Direction — Check each line of the records below and collect those that include the word "time".

****************************************

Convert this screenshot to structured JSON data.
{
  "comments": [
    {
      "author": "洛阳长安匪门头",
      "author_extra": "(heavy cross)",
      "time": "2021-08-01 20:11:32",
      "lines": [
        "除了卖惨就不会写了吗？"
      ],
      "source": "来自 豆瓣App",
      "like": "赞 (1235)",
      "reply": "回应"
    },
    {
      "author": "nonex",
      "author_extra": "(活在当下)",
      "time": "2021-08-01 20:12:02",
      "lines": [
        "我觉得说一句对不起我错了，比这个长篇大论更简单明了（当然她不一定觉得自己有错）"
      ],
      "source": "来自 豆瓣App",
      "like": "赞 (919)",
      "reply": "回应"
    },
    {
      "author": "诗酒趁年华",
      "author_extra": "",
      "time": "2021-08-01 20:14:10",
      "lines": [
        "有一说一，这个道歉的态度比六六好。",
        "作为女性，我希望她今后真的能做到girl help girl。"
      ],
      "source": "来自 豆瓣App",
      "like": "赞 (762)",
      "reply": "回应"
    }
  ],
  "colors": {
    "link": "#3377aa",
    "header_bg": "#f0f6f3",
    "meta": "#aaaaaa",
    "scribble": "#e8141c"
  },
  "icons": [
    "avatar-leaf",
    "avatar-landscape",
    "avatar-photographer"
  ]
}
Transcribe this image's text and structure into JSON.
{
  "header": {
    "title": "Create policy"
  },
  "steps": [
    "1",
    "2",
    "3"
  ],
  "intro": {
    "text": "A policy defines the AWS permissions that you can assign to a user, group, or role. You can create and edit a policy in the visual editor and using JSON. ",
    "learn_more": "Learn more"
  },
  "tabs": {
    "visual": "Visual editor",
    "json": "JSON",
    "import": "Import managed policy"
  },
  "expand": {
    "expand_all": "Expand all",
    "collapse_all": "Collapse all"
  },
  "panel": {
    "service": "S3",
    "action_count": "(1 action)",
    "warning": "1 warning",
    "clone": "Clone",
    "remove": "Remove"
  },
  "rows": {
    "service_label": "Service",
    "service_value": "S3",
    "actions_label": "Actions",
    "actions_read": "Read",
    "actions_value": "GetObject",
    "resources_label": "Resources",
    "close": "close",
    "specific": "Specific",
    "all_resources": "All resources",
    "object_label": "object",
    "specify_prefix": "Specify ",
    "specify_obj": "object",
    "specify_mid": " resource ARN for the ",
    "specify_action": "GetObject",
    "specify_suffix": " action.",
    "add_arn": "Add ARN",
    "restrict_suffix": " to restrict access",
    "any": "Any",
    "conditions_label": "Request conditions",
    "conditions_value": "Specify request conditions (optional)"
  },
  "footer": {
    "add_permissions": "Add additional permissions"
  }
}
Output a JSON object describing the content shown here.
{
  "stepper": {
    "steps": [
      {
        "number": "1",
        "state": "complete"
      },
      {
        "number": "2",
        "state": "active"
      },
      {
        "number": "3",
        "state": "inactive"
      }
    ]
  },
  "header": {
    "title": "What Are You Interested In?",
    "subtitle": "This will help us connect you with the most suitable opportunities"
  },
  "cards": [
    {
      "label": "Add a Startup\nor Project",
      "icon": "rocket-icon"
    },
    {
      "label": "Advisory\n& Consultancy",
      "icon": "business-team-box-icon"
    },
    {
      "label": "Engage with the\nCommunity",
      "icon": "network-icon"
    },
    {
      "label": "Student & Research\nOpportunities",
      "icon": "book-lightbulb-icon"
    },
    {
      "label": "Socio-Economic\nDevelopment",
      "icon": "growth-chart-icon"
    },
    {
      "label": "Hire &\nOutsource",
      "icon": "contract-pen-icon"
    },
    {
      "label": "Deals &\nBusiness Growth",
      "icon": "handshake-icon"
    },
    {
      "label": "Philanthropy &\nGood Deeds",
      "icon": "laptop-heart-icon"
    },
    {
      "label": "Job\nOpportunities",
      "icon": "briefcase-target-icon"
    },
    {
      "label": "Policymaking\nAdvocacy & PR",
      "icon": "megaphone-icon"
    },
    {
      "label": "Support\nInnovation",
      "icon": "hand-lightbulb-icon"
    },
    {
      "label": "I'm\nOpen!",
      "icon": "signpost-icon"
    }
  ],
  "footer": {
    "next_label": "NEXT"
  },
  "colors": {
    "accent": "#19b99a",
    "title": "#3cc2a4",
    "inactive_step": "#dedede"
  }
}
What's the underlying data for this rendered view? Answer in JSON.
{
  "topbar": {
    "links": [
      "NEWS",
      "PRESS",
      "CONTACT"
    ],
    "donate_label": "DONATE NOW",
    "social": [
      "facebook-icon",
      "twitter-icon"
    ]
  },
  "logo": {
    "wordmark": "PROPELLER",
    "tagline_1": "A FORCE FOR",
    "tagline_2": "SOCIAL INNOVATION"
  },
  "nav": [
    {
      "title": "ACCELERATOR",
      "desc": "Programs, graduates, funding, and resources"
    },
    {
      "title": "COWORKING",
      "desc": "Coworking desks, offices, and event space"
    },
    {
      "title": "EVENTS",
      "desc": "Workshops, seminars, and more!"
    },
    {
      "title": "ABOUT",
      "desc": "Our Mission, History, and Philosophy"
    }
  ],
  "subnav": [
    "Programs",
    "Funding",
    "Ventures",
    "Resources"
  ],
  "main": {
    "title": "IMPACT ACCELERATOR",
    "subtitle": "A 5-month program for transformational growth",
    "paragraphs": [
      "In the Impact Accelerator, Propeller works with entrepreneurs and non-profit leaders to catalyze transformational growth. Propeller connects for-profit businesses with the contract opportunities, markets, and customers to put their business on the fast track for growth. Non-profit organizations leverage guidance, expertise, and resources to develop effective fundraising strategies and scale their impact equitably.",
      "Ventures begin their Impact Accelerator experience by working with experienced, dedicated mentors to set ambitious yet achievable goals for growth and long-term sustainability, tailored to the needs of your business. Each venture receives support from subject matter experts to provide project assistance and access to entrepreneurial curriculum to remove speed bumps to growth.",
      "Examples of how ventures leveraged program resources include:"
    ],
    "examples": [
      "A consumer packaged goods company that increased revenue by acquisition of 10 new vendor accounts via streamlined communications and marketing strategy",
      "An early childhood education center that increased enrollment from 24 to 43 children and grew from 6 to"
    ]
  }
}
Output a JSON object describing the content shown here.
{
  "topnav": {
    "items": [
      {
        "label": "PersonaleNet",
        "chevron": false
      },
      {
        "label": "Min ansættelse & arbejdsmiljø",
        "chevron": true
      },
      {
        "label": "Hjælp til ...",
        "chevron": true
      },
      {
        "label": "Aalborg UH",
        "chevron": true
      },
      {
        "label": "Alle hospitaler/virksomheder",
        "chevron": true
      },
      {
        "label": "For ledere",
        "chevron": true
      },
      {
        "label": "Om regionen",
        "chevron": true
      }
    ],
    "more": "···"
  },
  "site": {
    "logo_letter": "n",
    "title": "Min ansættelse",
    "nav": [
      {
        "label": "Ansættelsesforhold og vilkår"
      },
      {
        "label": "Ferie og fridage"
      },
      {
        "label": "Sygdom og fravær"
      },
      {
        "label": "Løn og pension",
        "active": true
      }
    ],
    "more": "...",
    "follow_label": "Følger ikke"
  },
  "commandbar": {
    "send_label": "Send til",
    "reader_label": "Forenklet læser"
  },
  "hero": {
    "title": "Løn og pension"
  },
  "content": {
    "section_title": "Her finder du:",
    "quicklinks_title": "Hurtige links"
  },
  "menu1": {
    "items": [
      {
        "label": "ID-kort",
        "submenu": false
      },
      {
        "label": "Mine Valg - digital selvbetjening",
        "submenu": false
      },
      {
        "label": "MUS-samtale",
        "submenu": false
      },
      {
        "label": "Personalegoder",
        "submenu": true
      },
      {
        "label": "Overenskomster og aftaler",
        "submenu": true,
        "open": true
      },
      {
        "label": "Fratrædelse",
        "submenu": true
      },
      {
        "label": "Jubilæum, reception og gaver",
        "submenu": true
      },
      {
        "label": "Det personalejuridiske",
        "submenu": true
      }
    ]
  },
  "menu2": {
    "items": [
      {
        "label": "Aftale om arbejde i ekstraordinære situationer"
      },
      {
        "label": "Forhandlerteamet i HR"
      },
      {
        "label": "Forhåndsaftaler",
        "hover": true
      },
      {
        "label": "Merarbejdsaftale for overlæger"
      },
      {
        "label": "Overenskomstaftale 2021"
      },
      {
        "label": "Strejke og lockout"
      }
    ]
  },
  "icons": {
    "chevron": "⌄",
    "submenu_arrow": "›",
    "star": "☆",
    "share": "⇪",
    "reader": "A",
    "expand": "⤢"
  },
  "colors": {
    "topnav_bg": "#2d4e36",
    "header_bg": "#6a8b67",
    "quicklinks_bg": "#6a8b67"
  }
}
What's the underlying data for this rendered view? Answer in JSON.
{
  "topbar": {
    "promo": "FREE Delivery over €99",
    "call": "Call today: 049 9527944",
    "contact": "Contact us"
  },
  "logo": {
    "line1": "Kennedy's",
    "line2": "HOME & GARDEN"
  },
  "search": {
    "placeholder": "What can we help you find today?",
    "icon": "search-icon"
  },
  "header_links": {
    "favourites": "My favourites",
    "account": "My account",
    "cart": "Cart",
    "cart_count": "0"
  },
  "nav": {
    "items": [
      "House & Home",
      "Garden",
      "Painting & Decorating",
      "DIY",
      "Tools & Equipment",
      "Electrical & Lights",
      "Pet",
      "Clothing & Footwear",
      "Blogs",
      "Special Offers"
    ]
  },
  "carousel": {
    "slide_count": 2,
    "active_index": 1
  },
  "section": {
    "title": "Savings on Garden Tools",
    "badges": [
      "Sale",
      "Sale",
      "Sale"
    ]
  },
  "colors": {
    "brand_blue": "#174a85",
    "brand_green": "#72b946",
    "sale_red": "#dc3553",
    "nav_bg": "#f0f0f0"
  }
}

****************************************

Finished exercise —
      "time": "2021-08-01 20:11:32",
      "time": "2021-08-01 20:12:02",
      "time": "2021-08-01 20:14:10",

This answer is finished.